(Requirements): Search the entries below. Return every line that has "труда" in it.

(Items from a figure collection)
━━━

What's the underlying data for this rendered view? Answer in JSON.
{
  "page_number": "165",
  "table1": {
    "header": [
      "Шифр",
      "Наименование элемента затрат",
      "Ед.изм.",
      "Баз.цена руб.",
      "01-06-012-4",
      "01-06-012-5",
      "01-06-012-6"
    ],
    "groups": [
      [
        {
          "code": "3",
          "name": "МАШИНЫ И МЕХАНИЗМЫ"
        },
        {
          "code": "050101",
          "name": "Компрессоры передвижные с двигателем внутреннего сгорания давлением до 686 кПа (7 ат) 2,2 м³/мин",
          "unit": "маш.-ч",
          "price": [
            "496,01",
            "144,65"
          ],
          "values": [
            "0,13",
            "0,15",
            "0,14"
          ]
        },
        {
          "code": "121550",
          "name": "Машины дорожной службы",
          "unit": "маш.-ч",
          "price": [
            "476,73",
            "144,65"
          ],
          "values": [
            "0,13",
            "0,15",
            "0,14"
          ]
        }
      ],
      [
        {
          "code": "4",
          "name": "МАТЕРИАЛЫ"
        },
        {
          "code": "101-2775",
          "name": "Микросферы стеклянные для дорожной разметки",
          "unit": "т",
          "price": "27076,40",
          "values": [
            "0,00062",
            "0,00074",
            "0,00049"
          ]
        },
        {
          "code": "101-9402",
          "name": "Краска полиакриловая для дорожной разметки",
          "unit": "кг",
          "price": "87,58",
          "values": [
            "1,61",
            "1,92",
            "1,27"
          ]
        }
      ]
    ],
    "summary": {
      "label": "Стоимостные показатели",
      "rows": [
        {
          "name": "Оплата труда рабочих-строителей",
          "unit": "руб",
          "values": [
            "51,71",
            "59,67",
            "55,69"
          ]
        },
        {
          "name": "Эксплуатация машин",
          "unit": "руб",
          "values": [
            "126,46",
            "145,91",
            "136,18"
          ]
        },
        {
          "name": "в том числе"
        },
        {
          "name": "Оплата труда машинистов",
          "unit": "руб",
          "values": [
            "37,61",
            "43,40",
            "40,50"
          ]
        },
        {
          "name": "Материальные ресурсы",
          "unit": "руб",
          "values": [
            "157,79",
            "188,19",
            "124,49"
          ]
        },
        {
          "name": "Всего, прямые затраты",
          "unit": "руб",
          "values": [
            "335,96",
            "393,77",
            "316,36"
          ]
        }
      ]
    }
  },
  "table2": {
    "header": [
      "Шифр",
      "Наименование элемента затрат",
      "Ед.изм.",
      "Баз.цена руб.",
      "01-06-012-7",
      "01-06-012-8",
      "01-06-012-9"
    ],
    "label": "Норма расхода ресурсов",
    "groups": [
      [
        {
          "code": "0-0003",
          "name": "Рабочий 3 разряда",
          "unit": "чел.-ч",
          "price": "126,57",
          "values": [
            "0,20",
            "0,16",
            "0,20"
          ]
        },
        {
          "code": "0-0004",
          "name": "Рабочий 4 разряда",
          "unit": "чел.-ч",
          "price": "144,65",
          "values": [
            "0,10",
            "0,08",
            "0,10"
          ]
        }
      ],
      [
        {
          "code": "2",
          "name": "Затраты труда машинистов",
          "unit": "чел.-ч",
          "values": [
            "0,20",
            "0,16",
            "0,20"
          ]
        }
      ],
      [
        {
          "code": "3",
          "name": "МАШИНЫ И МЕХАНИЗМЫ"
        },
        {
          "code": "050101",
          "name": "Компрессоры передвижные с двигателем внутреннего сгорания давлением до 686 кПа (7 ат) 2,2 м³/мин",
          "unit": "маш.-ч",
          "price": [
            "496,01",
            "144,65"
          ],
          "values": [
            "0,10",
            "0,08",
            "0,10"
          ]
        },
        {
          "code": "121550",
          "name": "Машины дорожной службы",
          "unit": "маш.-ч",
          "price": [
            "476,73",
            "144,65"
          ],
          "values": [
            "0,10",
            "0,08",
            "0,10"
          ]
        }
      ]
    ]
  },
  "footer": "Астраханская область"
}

━━━

(Solution to this task):
          "name": "Оплата труда рабочих-строителей",
          "name": "Оплата труда машинистов",
          "name": "Затраты труда машинистов",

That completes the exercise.